--- START OF Data records ---
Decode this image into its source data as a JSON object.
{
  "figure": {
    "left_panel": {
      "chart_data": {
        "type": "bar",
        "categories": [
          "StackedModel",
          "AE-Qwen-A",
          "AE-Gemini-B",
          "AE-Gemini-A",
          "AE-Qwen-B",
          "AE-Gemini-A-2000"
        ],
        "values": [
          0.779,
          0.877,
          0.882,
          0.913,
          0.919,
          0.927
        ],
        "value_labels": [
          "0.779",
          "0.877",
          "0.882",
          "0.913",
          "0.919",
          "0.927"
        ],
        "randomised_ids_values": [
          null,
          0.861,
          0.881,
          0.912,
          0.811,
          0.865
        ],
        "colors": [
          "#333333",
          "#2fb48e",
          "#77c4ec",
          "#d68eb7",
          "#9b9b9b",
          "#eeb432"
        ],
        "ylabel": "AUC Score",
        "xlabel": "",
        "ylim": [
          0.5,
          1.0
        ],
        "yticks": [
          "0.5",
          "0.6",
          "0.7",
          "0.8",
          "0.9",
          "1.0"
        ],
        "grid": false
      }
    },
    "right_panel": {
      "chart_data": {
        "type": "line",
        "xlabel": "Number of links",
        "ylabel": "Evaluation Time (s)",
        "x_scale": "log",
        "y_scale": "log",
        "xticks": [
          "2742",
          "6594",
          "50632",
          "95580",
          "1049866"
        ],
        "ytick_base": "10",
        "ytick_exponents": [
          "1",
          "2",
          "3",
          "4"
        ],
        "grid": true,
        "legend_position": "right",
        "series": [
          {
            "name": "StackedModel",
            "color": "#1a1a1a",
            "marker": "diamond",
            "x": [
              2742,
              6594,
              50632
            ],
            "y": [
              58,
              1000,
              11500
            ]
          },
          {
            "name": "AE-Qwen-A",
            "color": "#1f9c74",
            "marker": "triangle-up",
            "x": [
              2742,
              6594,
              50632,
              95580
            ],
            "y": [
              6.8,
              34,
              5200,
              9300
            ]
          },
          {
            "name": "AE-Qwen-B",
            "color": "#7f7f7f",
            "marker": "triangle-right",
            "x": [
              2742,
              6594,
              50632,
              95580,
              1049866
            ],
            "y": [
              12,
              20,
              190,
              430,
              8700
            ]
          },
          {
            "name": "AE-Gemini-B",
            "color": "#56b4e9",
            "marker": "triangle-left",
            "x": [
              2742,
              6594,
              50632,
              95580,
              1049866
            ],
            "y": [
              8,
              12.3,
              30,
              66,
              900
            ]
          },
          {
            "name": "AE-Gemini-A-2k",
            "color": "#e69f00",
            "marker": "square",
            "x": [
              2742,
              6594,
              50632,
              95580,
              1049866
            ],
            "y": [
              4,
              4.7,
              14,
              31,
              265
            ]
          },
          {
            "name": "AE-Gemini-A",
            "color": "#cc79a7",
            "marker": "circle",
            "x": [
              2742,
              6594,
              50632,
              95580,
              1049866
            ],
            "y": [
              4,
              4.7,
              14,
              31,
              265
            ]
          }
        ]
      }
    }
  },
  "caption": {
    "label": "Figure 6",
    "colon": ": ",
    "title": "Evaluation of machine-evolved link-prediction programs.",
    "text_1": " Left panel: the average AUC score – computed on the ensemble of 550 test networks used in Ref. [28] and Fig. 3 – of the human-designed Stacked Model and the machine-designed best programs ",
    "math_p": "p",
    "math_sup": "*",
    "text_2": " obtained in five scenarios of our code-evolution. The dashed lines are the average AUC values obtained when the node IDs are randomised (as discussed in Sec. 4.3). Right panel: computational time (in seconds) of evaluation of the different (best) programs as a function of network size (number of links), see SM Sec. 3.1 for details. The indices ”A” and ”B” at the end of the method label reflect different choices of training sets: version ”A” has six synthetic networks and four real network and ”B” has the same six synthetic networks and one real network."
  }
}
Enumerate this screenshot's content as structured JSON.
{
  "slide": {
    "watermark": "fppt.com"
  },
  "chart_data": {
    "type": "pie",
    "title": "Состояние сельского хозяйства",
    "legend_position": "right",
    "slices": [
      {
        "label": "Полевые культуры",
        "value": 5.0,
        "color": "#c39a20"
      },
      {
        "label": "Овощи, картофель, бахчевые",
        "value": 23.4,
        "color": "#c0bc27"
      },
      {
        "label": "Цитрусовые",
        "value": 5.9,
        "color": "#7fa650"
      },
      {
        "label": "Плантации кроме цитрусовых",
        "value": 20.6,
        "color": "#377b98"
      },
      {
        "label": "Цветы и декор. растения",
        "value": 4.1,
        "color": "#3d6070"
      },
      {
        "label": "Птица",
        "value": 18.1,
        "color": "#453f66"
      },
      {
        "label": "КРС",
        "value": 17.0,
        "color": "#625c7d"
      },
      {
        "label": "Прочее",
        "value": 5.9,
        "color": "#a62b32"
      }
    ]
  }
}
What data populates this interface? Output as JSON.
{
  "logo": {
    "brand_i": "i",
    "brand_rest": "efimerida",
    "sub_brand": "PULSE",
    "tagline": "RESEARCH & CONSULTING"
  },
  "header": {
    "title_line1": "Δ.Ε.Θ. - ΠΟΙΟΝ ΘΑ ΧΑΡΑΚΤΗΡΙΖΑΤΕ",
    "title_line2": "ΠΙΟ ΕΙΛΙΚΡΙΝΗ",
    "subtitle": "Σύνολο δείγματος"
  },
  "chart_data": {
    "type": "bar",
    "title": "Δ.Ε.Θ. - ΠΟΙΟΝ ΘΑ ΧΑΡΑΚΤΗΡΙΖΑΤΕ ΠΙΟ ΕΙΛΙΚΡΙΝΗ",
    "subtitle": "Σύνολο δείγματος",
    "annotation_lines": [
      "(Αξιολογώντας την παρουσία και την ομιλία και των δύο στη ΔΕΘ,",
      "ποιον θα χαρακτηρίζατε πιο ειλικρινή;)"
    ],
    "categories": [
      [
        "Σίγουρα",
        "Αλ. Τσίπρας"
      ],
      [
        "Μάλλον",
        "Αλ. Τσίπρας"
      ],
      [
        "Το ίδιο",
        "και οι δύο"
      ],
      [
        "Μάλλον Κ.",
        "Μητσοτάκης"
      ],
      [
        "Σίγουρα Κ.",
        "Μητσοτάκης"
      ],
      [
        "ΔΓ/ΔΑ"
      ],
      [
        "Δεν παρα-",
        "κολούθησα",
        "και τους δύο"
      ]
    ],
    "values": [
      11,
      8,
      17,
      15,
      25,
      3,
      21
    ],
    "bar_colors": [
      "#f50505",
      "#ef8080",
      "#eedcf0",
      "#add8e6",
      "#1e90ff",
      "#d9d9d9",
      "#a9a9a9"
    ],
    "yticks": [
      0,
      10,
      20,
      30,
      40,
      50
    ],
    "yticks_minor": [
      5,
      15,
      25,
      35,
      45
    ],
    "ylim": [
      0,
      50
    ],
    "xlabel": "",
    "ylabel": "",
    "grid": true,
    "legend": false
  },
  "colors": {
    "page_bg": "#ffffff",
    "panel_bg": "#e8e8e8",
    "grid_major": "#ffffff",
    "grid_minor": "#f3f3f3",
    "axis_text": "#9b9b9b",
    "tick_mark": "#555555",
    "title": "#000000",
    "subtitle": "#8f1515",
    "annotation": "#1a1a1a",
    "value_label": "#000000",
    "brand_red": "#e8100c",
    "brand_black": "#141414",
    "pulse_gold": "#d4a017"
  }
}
--- END OF Data records ---
Short exercise:
Extract each entry in full, exactly as given.

Exercise solution:
Decode this image into its source data as a JSON object.
{
  "figure": {
    "left_panel": {
      "chart_data": {
        "type": "bar",
        "categories": [
          "StackedModel",
          "AE-Qwen-A",
          "AE-Gemini-B",
          "AE-Gemini-A",
          "AE-Qwen-B",
          "AE-Gemini-A-2000"
        ],
        "values": [
          0.779,
          0.877,
          0.882,
          0.913,
          0.919,
          0.927
        ],
        "value_labels": [
          "0.779",
          "0.877",
          "0.882",
          "0.913",
          "0.919",
          "0.927"
        ],
        "randomised_ids_values": [
          null,
          0.861,
          0.881,
          0.912,
          0.811,
          0.865
        ],
        "colors": [
          "#333333",
          "#2fb48e",
          "#77c4ec",
          "#d68eb7",
          "#9b9b9b",
          "#eeb432"
        ],
        "ylabel": "AUC Score",
        "xlabel": "",
        "ylim": [
          0.5,
          1.0
        ],
        "yticks": [
          "0.5",
          "0.6",
          "0.7",
          "0.8",
          "0.9",
          "1.0"
        ],
        "grid": false
      }
    },
    "right_panel": {
      "chart_data": {
        "type": "line",
        "xlabel": "Number of links",
        "ylabel": "Evaluation Time (s)",
        "x_scale": "log",
        "y_scale": "log",
        "xticks": [
          "2742",
          "6594",
          "50632",
          "95580",
          "1049866"
        ],
        "ytick_base": "10",
        "ytick_exponents": [
          "1",
          "2",
          "3",
          "4"
        ],
        "grid": true,
        "legend_position": "right",
        "series": [
          {
            "name": "StackedModel",
            "color": "#1a1a1a",
            "marker": "diamond",
            "x": [
              2742,
              6594,
              50632
            ],
            "y": [
              58,
              1000,
              11500
            ]
          },
          {
            "name": "AE-Qwen-A",
            "color": "#1f9c74",
            "marker": "triangle-up",
            "x": [
              2742,
              6594,
              50632,
              95580
            ],
            "y": [
              6.8,
              34,
              5200,
              9300
            ]
          },
          {
            "name": "AE-Qwen-B",
            "color": "#7f7f7f",
            "marker": "triangle-right",
            "x": [
              2742,
              6594,
              50632,
              95580,
              1049866
            ],
            "y": [
              12,
              20,
              190,
              430,
              8700
            ]
          },
          {
            "name": "AE-Gemini-B",
            "color": "#56b4e9",
            "marker": "triangle-left",
            "x": [
              2742,
              6594,
              50632,
              95580,
              1049866
            ],
            "y": [
              8,
              12.3,
              30,
              66,
              900
            ]
          },
          {
            "name": "AE-Gemini-A-2k",
            "color": "#e69f00",
            "marker": "square",
            "x": [
              2742,
              6594,
              50632,
              95580,
              1049866
            ],
            "y": [
              4,
              4.7,
              14,
              31,
              265
            ]
          },
          {
            "name": "AE-Gemini-A",
            "color": "#cc79a7",
            "marker": "circle",
            "x": [
              2742,
              6594,
              50632,
              95580,
              1049866
            ],
            "y": [
              4,
              4.7,
              14,
              31,
              265
            ]
          }
        ]
      }
    }
  },
  "caption": {
    "label": "Figure 6",
    "colon": ": ",
    "title": "Evaluation of machine-evolved link-prediction programs.",
    "text_1": " Left panel: the average AUC score – computed on the ensemble of 550 test networks used in Ref. [28] and Fig. 3 – of the human-designed Stacked Model and the machine-designed best programs ",
    "math_p": "p",
    "math_sup": "*",
    "text_2": " obtained in five scenarios of our code-evolution. The dashed lines are the average AUC values obtained when the node IDs are randomised (as discussed in Sec. 4.3). Right panel: computational time (in seconds) of evaluation of the different (best) programs as a function of network size (number of links), see SM Sec. 3.1 for details. The indices ”A” and ”B” at the end of the method label reflect different choices of training sets: version ”A” has six synthetic networks and four real network and ”B” has the same six synthetic networks and one real network."
  }
}
Enumerate this screenshot's content as structured JSON.
{
  "slide": {
    "watermark": "fppt.com"
  },
  "chart_data": {
    "type": "pie",
    "title": "Состояние сельского хозяйства",
    "legend_position": "right",
    "slices": [
      {
        "label": "Полевые культуры",
        "value": 5.0,
        "color": "#c39a20"
      },
      {
        "label": "Овощи, картофель, бахчевые",
        "value": 23.4,
        "color": "#c0bc27"
      },
      {
        "label": "Цитрусовые",
        "value": 5.9,
        "color": "#7fa650"
      },
      {
        "label": "Плантации кроме цитрусовых",
        "value": 20.6,
        "color": "#377b98"
      },
      {
        "label": "Цветы и декор. растения",
        "value": 4.1,
        "color": "#3d6070"
      },
      {
        "label": "Птица",
        "value": 18.1,
        "color": "#453f66"
      },
      {
        "label": "КРС",
        "value": 17.0,
        "color": "#625c7d"
      },
      {
        "label": "Прочее",
        "value": 5.9,
        "color": "#a62b32"
      }
    ]
  }
}
What data populates this interface? Output as JSON.
{
  "logo": {
    "brand_i": "i",
    "brand_rest": "efimerida",
    "sub_brand": "PULSE",
    "tagline": "RESEARCH & CONSULTING"
  },
  "header": {
    "title_line1": "Δ.Ε.Θ. - ΠΟΙΟΝ ΘΑ ΧΑΡΑΚΤΗΡΙΖΑΤΕ",
    "title_line2": "ΠΙΟ ΕΙΛΙΚΡΙΝΗ",
    "subtitle": "Σύνολο δείγματος"
  },
  "chart_data": {
    "type": "bar",
    "title": "Δ.Ε.Θ. - ΠΟΙΟΝ ΘΑ ΧΑΡΑΚΤΗΡΙΖΑΤΕ ΠΙΟ ΕΙΛΙΚΡΙΝΗ",
    "subtitle": "Σύνολο δείγματος",
    "annotation_lines": [
      "(Αξιολογώντας την παρουσία και την ομιλία και των δύο στη ΔΕΘ,",
      "ποιον θα χαρακτηρίζατε πιο ειλικρινή;)"
    ],
    "categories": [
      [
        "Σίγουρα",
        "Αλ. Τσίπρας"
      ],
      [
        "Μάλλον",
        "Αλ. Τσίπρας"
      ],
      [
        "Το ίδιο",
        "και οι δύο"
      ],
      [
        "Μάλλον Κ.",
        "Μητσοτάκης"
      ],
      [
        "Σίγουρα Κ.",
        "Μητσοτάκης"
      ],
      [
        "ΔΓ/ΔΑ"
      ],
      [
        "Δεν παρα-",
        "κολούθησα",
        "και τους δύο"
      ]
    ],
    "values": [
      11,
      8,
      17,
      15,
      25,
      3,
      21
    ],
    "bar_colors": [
      "#f50505",
      "#ef8080",
      "#eedcf0",
      "#add8e6",
      "#1e90ff",
      "#d9d9d9",
      "#a9a9a9"
    ],
    "yticks": [
      0,
      10,
      20,
      30,
      40,
      50
    ],
    "yticks_minor": [
      5,
      15,
      25,
      35,
      45
    ],
    "ylim": [
      0,
      50
    ],
    "xlabel": "",
    "ylabel": "",
    "grid": true,
    "legend": false
  },
  "colors": {
    "page_bg": "#ffffff",
    "panel_bg": "#e8e8e8",
    "grid_major": "#ffffff",
    "grid_minor": "#f3f3f3",
    "axis_text": "#9b9b9b",
    "tick_mark": "#555555",
    "title": "#000000",
    "subtitle": "#8f1515",
    "annotation": "#1a1a1a",
    "value_label": "#000000",
    "brand_red": "#e8100c",
    "brand_black": "#141414",
    "pulse_gold": "#d4a017"
  }
}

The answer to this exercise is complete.